** start of Data for the task **

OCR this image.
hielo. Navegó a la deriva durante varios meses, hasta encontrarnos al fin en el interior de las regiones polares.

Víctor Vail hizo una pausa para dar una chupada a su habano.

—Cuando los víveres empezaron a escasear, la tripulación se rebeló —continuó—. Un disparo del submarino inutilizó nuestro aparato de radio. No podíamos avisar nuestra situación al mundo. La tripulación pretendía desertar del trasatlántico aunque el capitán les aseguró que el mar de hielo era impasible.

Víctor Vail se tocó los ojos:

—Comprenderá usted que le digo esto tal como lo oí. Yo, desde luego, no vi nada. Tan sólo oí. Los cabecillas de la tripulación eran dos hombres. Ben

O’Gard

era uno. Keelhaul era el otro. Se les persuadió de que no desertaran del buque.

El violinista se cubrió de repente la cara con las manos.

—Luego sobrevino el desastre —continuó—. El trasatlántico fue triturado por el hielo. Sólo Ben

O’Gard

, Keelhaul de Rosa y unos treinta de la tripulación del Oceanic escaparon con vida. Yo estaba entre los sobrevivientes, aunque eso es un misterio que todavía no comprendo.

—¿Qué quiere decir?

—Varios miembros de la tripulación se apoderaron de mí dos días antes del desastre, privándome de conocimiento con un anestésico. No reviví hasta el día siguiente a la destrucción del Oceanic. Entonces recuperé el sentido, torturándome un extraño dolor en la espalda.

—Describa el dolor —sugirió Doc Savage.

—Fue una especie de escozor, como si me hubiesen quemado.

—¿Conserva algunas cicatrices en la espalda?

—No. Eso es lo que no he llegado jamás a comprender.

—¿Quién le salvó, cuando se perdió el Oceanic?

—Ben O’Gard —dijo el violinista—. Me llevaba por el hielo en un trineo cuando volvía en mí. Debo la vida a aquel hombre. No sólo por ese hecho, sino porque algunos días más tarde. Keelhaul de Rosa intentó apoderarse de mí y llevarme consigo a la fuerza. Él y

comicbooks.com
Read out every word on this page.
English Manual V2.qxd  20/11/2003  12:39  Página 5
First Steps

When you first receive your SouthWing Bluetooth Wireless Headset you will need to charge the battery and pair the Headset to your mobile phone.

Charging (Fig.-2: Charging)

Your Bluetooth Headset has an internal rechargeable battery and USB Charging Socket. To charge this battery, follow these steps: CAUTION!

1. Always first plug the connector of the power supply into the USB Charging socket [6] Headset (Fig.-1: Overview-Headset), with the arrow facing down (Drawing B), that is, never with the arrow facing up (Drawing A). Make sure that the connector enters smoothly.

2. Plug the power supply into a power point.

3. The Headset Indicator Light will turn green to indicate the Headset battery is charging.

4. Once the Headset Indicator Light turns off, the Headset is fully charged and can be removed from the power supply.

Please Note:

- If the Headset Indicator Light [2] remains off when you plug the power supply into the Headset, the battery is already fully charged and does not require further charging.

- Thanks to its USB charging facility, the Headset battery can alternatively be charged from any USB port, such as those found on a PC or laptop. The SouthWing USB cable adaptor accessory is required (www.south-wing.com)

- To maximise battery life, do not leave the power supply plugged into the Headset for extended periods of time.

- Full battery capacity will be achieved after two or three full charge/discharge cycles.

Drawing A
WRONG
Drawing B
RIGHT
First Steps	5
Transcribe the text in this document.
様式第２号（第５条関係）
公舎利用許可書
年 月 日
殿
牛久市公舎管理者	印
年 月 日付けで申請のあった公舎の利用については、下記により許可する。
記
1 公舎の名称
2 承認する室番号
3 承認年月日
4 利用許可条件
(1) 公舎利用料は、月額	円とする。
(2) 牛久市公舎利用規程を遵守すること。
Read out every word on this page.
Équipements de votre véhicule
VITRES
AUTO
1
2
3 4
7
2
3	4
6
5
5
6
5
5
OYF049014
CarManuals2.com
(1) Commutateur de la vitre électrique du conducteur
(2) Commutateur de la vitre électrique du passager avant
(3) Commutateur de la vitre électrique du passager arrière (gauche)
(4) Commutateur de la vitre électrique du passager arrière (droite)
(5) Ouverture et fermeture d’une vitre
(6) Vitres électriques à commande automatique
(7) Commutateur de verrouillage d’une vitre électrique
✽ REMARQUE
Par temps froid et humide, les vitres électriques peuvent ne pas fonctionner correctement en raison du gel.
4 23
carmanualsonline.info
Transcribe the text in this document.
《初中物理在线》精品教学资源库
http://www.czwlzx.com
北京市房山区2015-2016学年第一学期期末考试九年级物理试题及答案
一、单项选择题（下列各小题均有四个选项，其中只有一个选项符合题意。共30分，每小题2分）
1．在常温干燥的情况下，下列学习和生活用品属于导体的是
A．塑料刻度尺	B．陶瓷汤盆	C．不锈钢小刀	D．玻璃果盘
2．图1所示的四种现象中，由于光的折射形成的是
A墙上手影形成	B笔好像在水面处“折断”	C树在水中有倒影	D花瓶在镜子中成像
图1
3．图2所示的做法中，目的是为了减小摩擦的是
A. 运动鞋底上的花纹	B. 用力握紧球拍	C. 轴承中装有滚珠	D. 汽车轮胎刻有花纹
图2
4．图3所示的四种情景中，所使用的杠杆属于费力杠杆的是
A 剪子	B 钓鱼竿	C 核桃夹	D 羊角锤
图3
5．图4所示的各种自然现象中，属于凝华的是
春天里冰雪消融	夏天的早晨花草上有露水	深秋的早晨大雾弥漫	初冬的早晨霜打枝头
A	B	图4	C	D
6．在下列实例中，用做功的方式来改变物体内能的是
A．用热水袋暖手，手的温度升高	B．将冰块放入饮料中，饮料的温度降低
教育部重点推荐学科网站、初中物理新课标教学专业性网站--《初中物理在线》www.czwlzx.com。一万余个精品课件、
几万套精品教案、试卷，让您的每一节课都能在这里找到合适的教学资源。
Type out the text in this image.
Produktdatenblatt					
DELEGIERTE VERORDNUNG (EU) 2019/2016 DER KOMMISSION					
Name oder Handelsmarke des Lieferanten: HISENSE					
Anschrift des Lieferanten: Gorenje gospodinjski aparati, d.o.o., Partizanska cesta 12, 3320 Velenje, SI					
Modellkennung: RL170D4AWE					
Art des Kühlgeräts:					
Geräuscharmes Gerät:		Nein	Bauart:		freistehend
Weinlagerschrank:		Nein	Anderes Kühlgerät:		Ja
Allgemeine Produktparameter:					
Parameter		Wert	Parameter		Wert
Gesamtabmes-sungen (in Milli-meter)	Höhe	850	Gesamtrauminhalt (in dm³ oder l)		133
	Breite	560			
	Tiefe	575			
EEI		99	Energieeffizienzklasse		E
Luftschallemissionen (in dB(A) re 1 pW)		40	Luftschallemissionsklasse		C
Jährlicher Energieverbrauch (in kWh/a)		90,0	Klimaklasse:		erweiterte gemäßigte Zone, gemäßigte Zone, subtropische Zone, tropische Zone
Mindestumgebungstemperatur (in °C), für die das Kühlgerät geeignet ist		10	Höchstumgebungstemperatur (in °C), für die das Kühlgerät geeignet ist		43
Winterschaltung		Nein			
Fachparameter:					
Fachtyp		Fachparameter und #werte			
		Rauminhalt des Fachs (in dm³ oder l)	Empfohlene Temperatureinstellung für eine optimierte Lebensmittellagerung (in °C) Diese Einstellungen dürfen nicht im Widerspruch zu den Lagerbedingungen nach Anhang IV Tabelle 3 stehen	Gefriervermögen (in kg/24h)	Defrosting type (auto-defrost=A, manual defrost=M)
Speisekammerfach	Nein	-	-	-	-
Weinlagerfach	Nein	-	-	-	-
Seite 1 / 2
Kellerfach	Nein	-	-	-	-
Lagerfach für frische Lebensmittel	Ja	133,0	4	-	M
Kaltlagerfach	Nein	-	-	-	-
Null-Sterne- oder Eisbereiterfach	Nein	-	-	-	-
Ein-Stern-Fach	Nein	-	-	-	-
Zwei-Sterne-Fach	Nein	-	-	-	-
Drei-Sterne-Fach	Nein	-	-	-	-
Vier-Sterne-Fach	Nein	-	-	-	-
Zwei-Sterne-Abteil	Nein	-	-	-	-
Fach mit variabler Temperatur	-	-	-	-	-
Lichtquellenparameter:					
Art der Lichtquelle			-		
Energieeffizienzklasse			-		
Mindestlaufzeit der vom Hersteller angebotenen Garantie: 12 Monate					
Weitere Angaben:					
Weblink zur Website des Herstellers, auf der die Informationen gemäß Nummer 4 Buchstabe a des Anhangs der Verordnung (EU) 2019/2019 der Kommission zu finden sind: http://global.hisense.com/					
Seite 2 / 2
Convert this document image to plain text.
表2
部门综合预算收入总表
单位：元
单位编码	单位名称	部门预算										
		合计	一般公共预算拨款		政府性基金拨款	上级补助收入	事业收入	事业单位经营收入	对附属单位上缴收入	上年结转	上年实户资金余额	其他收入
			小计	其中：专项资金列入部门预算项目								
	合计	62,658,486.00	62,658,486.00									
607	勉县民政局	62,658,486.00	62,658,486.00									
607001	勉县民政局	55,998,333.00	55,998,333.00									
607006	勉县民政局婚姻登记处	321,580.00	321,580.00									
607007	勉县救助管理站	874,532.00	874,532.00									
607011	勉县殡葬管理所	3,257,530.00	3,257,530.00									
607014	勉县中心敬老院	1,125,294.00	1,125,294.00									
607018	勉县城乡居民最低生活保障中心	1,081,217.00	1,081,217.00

** end of Data for the task **

- Task directions -
Look through the data and gather every line with the string "Light" in it.

- Result below -
3. The Headset Indicator Light will turn green to indicate the Headset battery is charging.
4. Once the Headset Indicator Light turns off, the Headset is fully charged and can be removed from the power supply.
- If the Headset Indicator Light [2] remains off when you plug the power supply into the Headset, the battery is already fully charged and does not require further charging.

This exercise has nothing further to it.